── DATA EXCERPTS

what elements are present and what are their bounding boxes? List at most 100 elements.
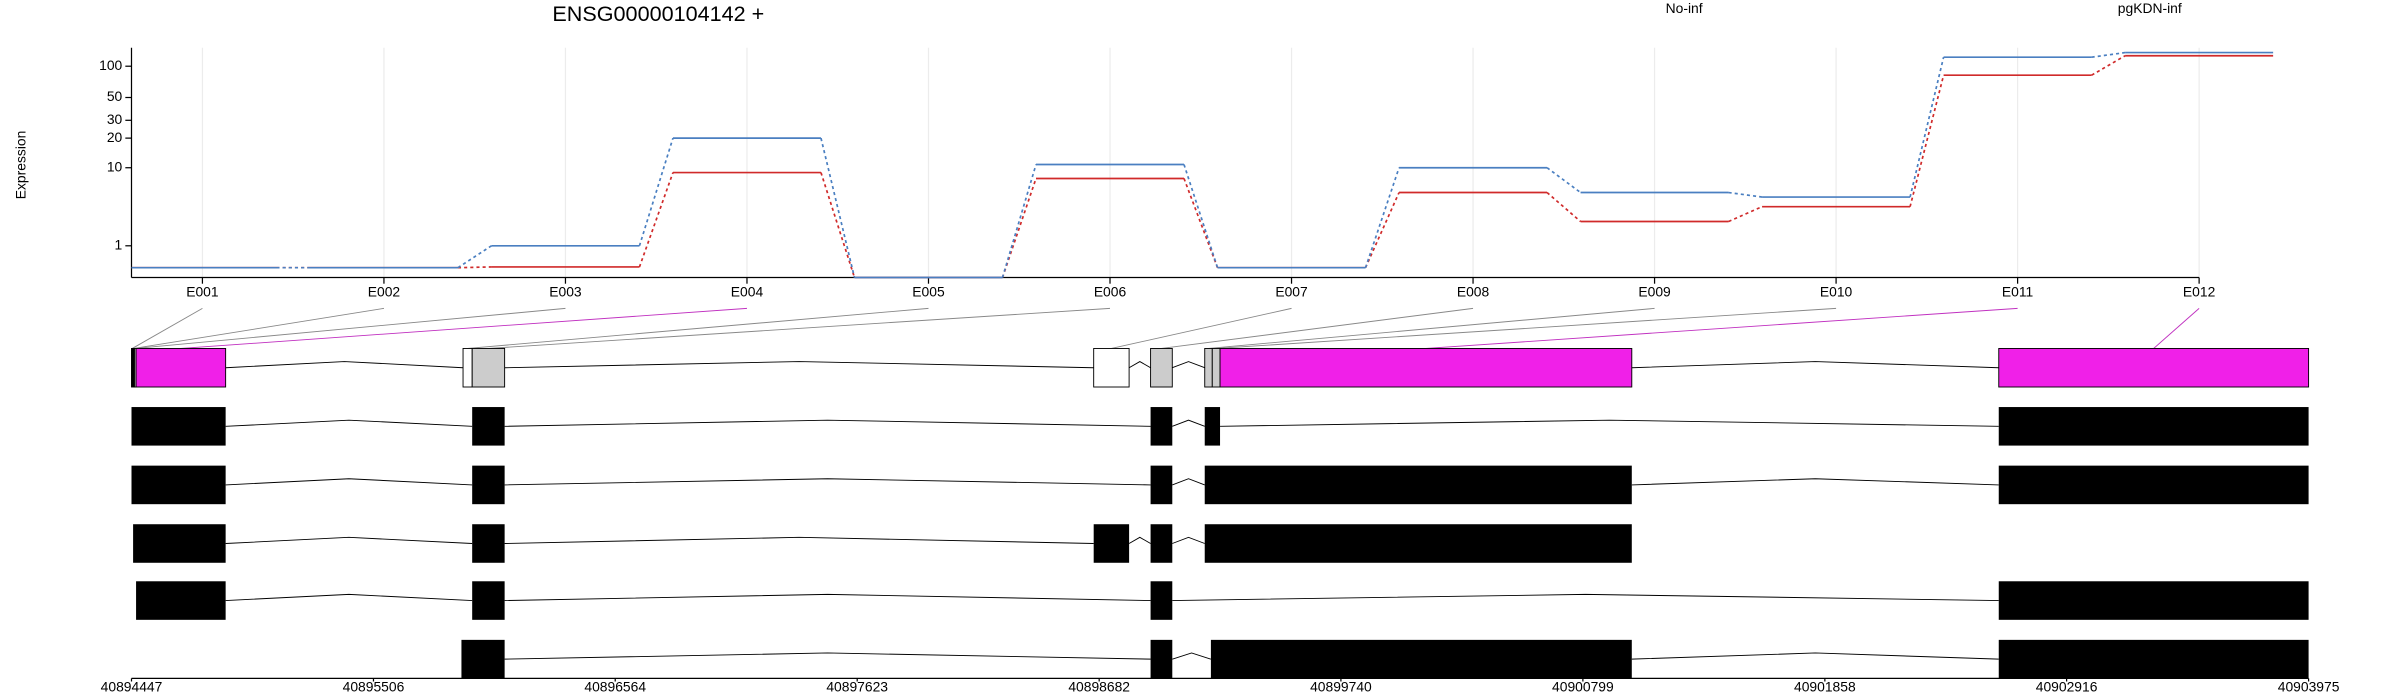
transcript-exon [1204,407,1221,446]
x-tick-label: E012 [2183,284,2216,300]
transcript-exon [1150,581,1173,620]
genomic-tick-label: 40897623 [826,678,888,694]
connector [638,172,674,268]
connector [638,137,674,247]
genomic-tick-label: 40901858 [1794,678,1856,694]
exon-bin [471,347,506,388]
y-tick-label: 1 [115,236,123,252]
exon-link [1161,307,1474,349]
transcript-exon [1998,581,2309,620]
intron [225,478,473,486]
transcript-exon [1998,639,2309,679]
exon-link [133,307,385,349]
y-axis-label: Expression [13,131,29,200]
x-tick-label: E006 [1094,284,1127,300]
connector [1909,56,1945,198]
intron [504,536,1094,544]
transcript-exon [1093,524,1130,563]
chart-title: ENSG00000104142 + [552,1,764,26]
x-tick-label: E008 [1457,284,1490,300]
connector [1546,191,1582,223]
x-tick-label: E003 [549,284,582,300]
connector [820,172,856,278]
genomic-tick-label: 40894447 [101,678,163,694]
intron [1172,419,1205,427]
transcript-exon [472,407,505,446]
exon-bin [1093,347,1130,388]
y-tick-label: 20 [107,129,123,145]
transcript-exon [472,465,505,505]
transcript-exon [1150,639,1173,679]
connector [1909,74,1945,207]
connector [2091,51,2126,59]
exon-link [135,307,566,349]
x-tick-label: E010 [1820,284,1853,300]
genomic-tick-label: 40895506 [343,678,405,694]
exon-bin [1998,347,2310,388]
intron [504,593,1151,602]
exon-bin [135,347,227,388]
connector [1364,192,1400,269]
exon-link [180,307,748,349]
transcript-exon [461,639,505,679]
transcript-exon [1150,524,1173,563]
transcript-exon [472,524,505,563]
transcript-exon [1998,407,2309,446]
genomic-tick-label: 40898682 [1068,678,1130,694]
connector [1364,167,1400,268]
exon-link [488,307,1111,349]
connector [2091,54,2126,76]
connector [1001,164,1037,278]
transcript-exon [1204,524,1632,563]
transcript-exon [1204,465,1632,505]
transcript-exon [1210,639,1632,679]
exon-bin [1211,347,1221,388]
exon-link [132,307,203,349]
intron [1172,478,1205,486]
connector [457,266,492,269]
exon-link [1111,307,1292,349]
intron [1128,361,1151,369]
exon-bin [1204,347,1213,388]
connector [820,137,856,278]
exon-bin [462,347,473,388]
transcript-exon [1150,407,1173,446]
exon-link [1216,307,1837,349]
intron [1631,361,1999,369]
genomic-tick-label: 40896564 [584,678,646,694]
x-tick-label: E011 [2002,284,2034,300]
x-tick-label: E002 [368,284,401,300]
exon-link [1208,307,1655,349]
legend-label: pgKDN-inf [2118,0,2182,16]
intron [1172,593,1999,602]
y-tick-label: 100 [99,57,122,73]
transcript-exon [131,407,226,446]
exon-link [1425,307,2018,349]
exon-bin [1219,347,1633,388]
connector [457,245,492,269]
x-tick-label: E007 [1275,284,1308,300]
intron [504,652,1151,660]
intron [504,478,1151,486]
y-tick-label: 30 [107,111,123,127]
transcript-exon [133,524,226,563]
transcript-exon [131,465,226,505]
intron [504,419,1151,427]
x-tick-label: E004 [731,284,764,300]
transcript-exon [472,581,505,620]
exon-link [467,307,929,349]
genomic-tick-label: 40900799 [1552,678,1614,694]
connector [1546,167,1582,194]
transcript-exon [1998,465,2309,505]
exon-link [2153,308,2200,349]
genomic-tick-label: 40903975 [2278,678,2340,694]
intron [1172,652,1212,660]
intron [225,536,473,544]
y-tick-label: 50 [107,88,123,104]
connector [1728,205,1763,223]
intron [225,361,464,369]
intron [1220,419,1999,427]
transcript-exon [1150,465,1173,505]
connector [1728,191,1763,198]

────

(THE PROBLEM) The entries above are to be restated verbatim, with no pictures carried over.

(RESULT)
what elements are present and what are their bounding boxes? List at most 100 elements.
transcript-exon [1204,407,1221,446]
x-tick-label: E012 [2183,284,2216,300]
transcript-exon [1150,581,1173,620]
genomic-tick-label: 40897623 [826,678,888,694]
connector [638,172,674,268]
connector [638,137,674,247]
genomic-tick-label: 40901858 [1794,678,1856,694]
exon-bin [471,347,506,388]
y-tick-label: 1 [115,236,123,252]
exon-link [1161,307,1474,349]
transcript-exon [1998,581,2309,620]
intron [225,478,473,486]
transcript-exon [1998,639,2309,679]
exon-link [133,307,385,349]
y-axis-label: Expression [13,131,29,200]
x-tick-label: E006 [1094,284,1127,300]
connector [1909,56,1945,198]
intron [504,536,1094,544]
transcript-exon [1093,524,1130,563]
chart-title: ENSG00000104142 + [552,1,764,26]
x-tick-label: E008 [1457,284,1490,300]
connector [1546,191,1582,223]
x-tick-label: E003 [549,284,582,300]
connector [820,172,856,278]
genomic-tick-label: 40894447 [101,678,163,694]
intron [1172,419,1205,427]
transcript-exon [472,407,505,446]
exon-bin [1093,347,1130,388]
y-tick-label: 20 [107,129,123,145]
transcript-exon [472,465,505,505]
transcript-exon [1150,639,1173,679]
connector [1909,74,1945,207]
connector [2091,51,2126,59]
exon-link [135,307,566,349]
x-tick-label: E010 [1820,284,1853,300]
genomic-tick-label: 40895506 [343,678,405,694]
exon-bin [1998,347,2310,388]
intron [504,593,1151,602]
exon-bin [135,347,227,388]
connector [1364,192,1400,269]
exon-link [180,307,748,349]
transcript-exon [461,639,505,679]
transcript-exon [1150,524,1173,563]
transcript-exon [472,524,505,563]
transcript-exon [1998,407,2309,446]
genomic-tick-label: 40898682 [1068,678,1130,694]
connector [1364,167,1400,268]
exon-link [488,307,1111,349]
connector [2091,54,2126,76]
connector [1001,164,1037,278]
transcript-exon [1204,524,1632,563]
transcript-exon [1204,465,1632,505]
transcript-exon [1210,639,1632,679]
exon-bin [1211,347,1221,388]
exon-link [132,307,203,349]
intron [1172,478,1205,486]
connector [457,266,492,269]
exon-link [1111,307,1292,349]
intron [1128,361,1151,369]
exon-bin [1204,347,1213,388]
connector [820,137,856,278]
exon-bin [462,347,473,388]
transcript-exon [1150,407,1173,446]
exon-link [1216,307,1837,349]
intron [1631,361,1999,369]
genomic-tick-label: 40896564 [584,678,646,694]
x-tick-label: E011 [2002,284,2034,300]
x-tick-label: E002 [368,284,401,300]
exon-link [1208,307,1655,349]
legend-label: pgKDN-inf [2118,0,2182,16]
intron [1172,593,1999,602]
y-tick-label: 100 [99,57,122,73]
transcript-exon [131,407,226,446]
exon-link [1425,307,2018,349]
exon-bin [1219,347,1633,388]
connector [457,245,492,269]
x-tick-label: E007 [1275,284,1308,300]
intron [504,652,1151,660]
intron [504,478,1151,486]
y-tick-label: 30 [107,111,123,127]
transcript-exon [133,524,226,563]
transcript-exon [131,465,226,505]
intron [504,419,1151,427]
x-tick-label: E004 [731,284,764,300]
transcript-exon [472,581,505,620]
exon-link [467,307,929,349]
genomic-tick-label: 40900799 [1552,678,1614,694]
connector [1546,167,1582,194]
transcript-exon [1998,465,2309,505]
exon-link [2153,308,2200,349]
genomic-tick-label: 40903975 [2278,678,2340,694]
intron [1172,652,1212,660]
intron [225,536,473,544]
y-tick-label: 50 [107,88,123,104]
connector [1728,205,1763,223]
intron [225,361,464,369]
intron [1220,419,1999,427]
transcript-exon [1150,465,1173,505]
connector [1728,191,1763,198]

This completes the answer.